- STATED EXERCISE
Print the whole listing exactly.

- SUPPLIED RECORDS
((

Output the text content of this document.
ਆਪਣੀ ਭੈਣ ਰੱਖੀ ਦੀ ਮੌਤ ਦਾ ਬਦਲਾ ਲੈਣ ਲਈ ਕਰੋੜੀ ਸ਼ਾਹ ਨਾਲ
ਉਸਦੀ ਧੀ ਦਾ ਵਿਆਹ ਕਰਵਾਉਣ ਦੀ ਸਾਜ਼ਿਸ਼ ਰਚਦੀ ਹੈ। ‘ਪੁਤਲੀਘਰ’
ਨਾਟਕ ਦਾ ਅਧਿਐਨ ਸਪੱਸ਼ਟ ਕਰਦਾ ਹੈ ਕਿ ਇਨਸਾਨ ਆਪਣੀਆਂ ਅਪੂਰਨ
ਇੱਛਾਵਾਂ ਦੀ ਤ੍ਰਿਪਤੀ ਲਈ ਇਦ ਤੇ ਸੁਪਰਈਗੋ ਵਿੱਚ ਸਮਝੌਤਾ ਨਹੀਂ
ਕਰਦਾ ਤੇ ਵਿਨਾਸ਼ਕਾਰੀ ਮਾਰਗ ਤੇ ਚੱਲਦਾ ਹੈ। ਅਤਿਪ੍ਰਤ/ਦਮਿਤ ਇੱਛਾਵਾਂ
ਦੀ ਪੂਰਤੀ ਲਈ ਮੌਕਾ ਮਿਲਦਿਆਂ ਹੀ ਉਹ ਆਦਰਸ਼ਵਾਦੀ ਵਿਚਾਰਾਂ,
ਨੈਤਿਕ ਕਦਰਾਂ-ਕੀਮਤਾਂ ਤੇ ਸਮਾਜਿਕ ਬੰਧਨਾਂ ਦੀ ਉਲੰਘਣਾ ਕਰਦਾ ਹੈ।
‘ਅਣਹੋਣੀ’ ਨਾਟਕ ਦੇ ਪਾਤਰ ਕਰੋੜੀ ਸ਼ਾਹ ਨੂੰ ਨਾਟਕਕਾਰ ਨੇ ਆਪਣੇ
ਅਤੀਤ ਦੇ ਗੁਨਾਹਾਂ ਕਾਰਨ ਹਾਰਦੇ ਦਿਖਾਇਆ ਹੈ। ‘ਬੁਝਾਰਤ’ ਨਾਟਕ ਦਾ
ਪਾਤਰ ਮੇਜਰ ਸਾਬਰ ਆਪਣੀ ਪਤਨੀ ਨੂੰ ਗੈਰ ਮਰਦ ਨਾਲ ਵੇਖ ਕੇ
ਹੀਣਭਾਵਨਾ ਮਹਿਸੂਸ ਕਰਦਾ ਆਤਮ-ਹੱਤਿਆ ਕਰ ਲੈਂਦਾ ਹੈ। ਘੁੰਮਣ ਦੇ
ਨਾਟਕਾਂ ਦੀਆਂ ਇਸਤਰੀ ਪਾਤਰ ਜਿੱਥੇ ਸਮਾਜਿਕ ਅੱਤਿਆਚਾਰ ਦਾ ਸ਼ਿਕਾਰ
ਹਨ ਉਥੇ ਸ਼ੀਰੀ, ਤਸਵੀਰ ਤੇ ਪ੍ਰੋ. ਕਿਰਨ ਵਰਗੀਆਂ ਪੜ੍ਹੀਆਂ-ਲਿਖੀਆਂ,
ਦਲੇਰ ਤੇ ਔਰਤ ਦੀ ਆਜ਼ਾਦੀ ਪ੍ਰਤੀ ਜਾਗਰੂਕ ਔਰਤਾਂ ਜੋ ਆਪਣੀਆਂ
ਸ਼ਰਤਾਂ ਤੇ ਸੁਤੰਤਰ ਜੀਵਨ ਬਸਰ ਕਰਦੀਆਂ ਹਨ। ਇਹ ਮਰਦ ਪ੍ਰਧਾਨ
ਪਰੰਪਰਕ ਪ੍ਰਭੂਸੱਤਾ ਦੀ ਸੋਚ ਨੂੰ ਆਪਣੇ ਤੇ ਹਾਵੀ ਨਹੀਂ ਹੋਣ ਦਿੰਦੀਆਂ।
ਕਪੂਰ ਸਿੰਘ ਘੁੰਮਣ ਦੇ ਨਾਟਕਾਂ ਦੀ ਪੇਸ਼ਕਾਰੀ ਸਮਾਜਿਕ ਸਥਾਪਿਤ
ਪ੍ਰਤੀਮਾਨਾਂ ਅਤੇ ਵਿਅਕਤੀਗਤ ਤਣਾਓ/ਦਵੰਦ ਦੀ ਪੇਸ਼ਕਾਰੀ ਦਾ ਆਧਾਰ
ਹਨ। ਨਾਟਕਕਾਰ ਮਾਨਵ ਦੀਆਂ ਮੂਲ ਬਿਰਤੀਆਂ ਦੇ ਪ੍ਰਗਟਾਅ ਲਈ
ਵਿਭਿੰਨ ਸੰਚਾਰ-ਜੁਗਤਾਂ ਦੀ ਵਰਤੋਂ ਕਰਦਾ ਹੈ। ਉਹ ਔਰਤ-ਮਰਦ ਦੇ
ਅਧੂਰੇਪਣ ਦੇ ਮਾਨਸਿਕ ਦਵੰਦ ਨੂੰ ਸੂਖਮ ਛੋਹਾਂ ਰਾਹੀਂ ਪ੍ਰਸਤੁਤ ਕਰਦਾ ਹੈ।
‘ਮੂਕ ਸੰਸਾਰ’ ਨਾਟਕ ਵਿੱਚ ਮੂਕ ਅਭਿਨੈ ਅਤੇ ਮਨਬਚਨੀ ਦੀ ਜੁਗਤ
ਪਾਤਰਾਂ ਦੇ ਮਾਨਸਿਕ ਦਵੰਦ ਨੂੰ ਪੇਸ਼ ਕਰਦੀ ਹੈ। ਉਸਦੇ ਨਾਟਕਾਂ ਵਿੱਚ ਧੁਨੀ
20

))

- COMPLETE ANSWER
Output the text content of this document.
ਆਪਣੀ ਭੈਣ ਰੱਖੀ ਦੀ ਮੌਤ ਦਾ ਬਦਲਾ ਲੈਣ ਲਈ ਕਰੋੜੀ ਸ਼ਾਹ ਨਾਲ
ਉਸਦੀ ਧੀ ਦਾ ਵਿਆਹ ਕਰਵਾਉਣ ਦੀ ਸਾਜ਼ਿਸ਼ ਰਚਦੀ ਹੈ। ‘ਪੁਤਲੀਘਰ’
ਨਾਟਕ ਦਾ ਅਧਿਐਨ ਸਪੱਸ਼ਟ ਕਰਦਾ ਹੈ ਕਿ ਇਨਸਾਨ ਆਪਣੀਆਂ ਅਪੂਰਨ
ਇੱਛਾਵਾਂ ਦੀ ਤ੍ਰਿਪਤੀ ਲਈ ਇਦ ਤੇ ਸੁਪਰਈਗੋ ਵਿੱਚ ਸਮਝੌਤਾ ਨਹੀਂ
ਕਰਦਾ ਤੇ ਵਿਨਾਸ਼ਕਾਰੀ ਮਾਰਗ ਤੇ ਚੱਲਦਾ ਹੈ। ਅਤਿਪ੍ਰਤ/ਦਮਿਤ ਇੱਛਾਵਾਂ
ਦੀ ਪੂਰਤੀ ਲਈ ਮੌਕਾ ਮਿਲਦਿਆਂ ਹੀ ਉਹ ਆਦਰਸ਼ਵਾਦੀ ਵਿਚਾਰਾਂ,
ਨੈਤਿਕ ਕਦਰਾਂ-ਕੀਮਤਾਂ ਤੇ ਸਮਾਜਿਕ ਬੰਧਨਾਂ ਦੀ ਉਲੰਘਣਾ ਕਰਦਾ ਹੈ।
‘ਅਣਹੋਣੀ’ ਨਾਟਕ ਦੇ ਪਾਤਰ ਕਰੋੜੀ ਸ਼ਾਹ ਨੂੰ ਨਾਟਕਕਾਰ ਨੇ ਆਪਣੇ
ਅਤੀਤ ਦੇ ਗੁਨਾਹਾਂ ਕਾਰਨ ਹਾਰਦੇ ਦਿਖਾਇਆ ਹੈ। ‘ਬੁਝਾਰਤ’ ਨਾਟਕ ਦਾ
ਪਾਤਰ ਮੇਜਰ ਸਾਬਰ ਆਪਣੀ ਪਤਨੀ ਨੂੰ ਗੈਰ ਮਰਦ ਨਾਲ ਵੇਖ ਕੇ
ਹੀਣਭਾਵਨਾ ਮਹਿਸੂਸ ਕਰਦਾ ਆਤਮ-ਹੱਤਿਆ ਕਰ ਲੈਂਦਾ ਹੈ। ਘੁੰਮਣ ਦੇ
ਨਾਟਕਾਂ ਦੀਆਂ ਇਸਤਰੀ ਪਾਤਰ ਜਿੱਥੇ ਸਮਾਜਿਕ ਅੱਤਿਆਚਾਰ ਦਾ ਸ਼ਿਕਾਰ
ਹਨ ਉਥੇ ਸ਼ੀਰੀ, ਤਸਵੀਰ ਤੇ ਪ੍ਰੋ. ਕਿਰਨ ਵਰਗੀਆਂ ਪੜ੍ਹੀਆਂ-ਲਿਖੀਆਂ,
ਦਲੇਰ ਤੇ ਔਰਤ ਦੀ ਆਜ਼ਾਦੀ ਪ੍ਰਤੀ ਜਾਗਰੂਕ ਔਰਤਾਂ ਜੋ ਆਪਣੀਆਂ
ਸ਼ਰਤਾਂ ਤੇ ਸੁਤੰਤਰ ਜੀਵਨ ਬਸਰ ਕਰਦੀਆਂ ਹਨ। ਇਹ ਮਰਦ ਪ੍ਰਧਾਨ
ਪਰੰਪਰਕ ਪ੍ਰਭੂਸੱਤਾ ਦੀ ਸੋਚ ਨੂੰ ਆਪਣੇ ਤੇ ਹਾਵੀ ਨਹੀਂ ਹੋਣ ਦਿੰਦੀਆਂ।
ਕਪੂਰ ਸਿੰਘ ਘੁੰਮਣ ਦੇ ਨਾਟਕਾਂ ਦੀ ਪੇਸ਼ਕਾਰੀ ਸਮਾਜਿਕ ਸਥਾਪਿਤ
ਪ੍ਰਤੀਮਾਨਾਂ ਅਤੇ ਵਿਅਕਤੀਗਤ ਤਣਾਓ/ਦਵੰਦ ਦੀ ਪੇਸ਼ਕਾਰੀ ਦਾ ਆਧਾਰ
ਹਨ। ਨਾਟਕਕਾਰ ਮਾਨਵ ਦੀਆਂ ਮੂਲ ਬਿਰਤੀਆਂ ਦੇ ਪ੍ਰਗਟਾਅ ਲਈ
ਵਿਭਿੰਨ ਸੰਚਾਰ-ਜੁਗਤਾਂ ਦੀ ਵਰਤੋਂ ਕਰਦਾ ਹੈ। ਉਹ ਔਰਤ-ਮਰਦ ਦੇ
ਅਧੂਰੇਪਣ ਦੇ ਮਾਨਸਿਕ ਦਵੰਦ ਨੂੰ ਸੂਖਮ ਛੋਹਾਂ ਰਾਹੀਂ ਪ੍ਰਸਤੁਤ ਕਰਦਾ ਹੈ।
‘ਮੂਕ ਸੰਸਾਰ’ ਨਾਟਕ ਵਿੱਚ ਮੂਕ ਅਭਿਨੈ ਅਤੇ ਮਨਬਚਨੀ ਦੀ ਜੁਗਤ
ਪਾਤਰਾਂ ਦੇ ਮਾਨਸਿਕ ਦਵੰਦ ਨੂੰ ਪੇਸ਼ ਕਰਦੀ ਹੈ। ਉਸਦੇ ਨਾਟਕਾਂ ਵਿੱਚ ਧੁਨੀ
20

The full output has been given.